-- Description of the task --
Keep the images out and copy every entry below exactly.

[Dataset items]
|---|
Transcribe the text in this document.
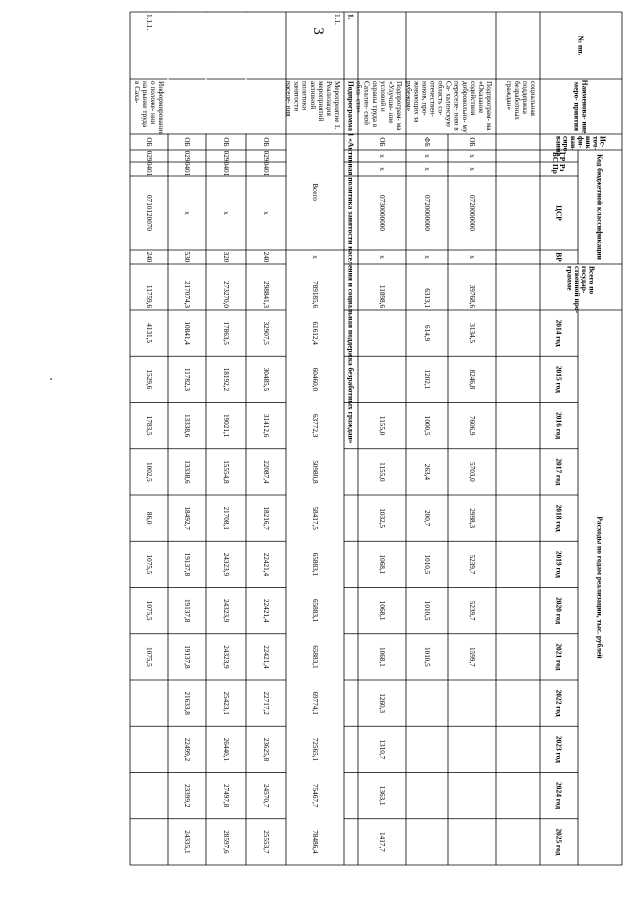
3
№ пп.
Наименова- ние
меро- приятия
Ис-
точ-
ник
фи-
нан-
сиро-
вания
Код бюджетной классификации
ГР
БС
Рз
Пр
ЦСР
ВР
Всего по
государ-
ственной про-
грамме
Расходы по годам реализации, тыс. рублей
2014 год
2015 год
2016 год
2017 год
2018 год
2019 год
2020 год
2021 год
2022 год
2023 год
2024 год
2025 год
социальная
поддержка
безработных
граждан»
Подпрограм- ма
«Оказание
содействия
добровольно- му
переселе- нию в
Са- халинскую
область со-
отечествен-
ников, про-
живающих за
рубежом»
ОБ
х
х
0720000000
х
39768,6
3134,5
8246,8
7606,9
5703,0
2998,3
5239,7
5239,7
1599,7
ФБ
х
х
0720000000
х
6313,1
614,9
1202,1
1000,5
263,4
200,7
1010,5
1010,5
1010,5
Подпрограм- ма
«Улучше- ние
условий и
охраны труда в
Сахалин- ской
обла- сти»
ОБ
х
х
0730000000
х
11898,6
1155,0
1155,0
1032,5
1068,1
1068,1
1068,1
1260,3
1310,7
1363,1
1417,7
1.
Подпрограмма 1 «Активная политика занятости населения и социальная поддержка безработных граждан»
1.1.
Мероприятие 1.
Реализация
мероприятий
активной
политики
занятости
населе- ния
Всего
х
789185,6
61612,4
60460,0
63772,3
50980,8
58417,5
65883,1
65883,1
65883,1
69774,1
72565,1
75467,7
78486,4
ОБ
029
0401
х
240
298841,3
32907,5
30485,5
31412,6
22087,4
18216,7
22421,4
22421,4
22421,4
22717,2
23625,8
24570,7
25553,7
ОБ
029
0401
х
320
273270,0
17863,5
18192,2
19021,1
15554,8
21708,1
24323,9
24323,9
24323,9
25423,1
26440,1
27497,8
28597,6
ОБ
029
0401
х
530
217074,3
10841,4
11782,3
13338,6
13338,6
18492,7
19137,8
19137,8
19137,8
21633,8
22499,2
23399,2
24335,1
1.1.1.
Информирование
о положе- нии
на рынке труда
в Саха-
ОБ
029
0401
0710120070
240
11759,6
4131,5
1529,6
1783,5
1002,5
86,0
1075,5
1075,5
1075,5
|---|
-- Solution for this task --
Transcribe the text in this document.
3
№ пп.
Наименова- ние
меро- приятия
Ис-
точ-
ник
фи-
нан-
сиро-
вания
Код бюджетной классификации
ГР
БС
Рз
Пр
ЦСР
ВР
Всего по
государ-
ственной про-
грамме
Расходы по годам реализации, тыс. рублей
2014 год
2015 год
2016 год
2017 год
2018 год
2019 год
2020 год
2021 год
2022 год
2023 год
2024 год
2025 год
социальная
поддержка
безработных
граждан»
Подпрограм- ма
«Оказание
содействия
добровольно- му
переселе- нию в
Са- халинскую
область со-
отечествен-
ников, про-
живающих за
рубежом»
ОБ
х
х
0720000000
х
39768,6
3134,5
8246,8
7606,9
5703,0
2998,3
5239,7
5239,7
1599,7
ФБ
х
х
0720000000
х
6313,1
614,9
1202,1
1000,5
263,4
200,7
1010,5
1010,5
1010,5
Подпрограм- ма
«Улучше- ние
условий и
охраны труда в
Сахалин- ской
обла- сти»
ОБ
х
х
0730000000
х
11898,6
1155,0
1155,0
1032,5
1068,1
1068,1
1068,1
1260,3
1310,7
1363,1
1417,7
1.
Подпрограмма 1 «Активная политика занятости населения и социальная поддержка безработных граждан»
1.1.
Мероприятие 1.
Реализация
мероприятий
активной
политики
занятости
населе- ния
Всего
х
789185,6
61612,4
60460,0
63772,3
50980,8
58417,5
65883,1
65883,1
65883,1
69774,1
72565,1
75467,7
78486,4
ОБ
029
0401
х
240
298841,3
32907,5
30485,5
31412,6
22087,4
18216,7
22421,4
22421,4
22421,4
22717,2
23625,8
24570,7
25553,7
ОБ
029
0401
х
320
273270,0
17863,5
18192,2
19021,1
15554,8
21708,1
24323,9
24323,9
24323,9
25423,1
26440,1
27497,8
28597,6
ОБ
029
0401
х
530
217074,3
10841,4
11782,3
13338,6
13338,6
18492,7
19137,8
19137,8
19137,8
21633,8
22499,2
23399,2
24335,1
1.1.1.
Информирование
о положе- нии
на рынке труда
в Саха-
ОБ
029
0401
0710120070
240
11759,6
4131,5
1529,6
1783,5
1002,5
86,0
1075,5
1075,5
1075,5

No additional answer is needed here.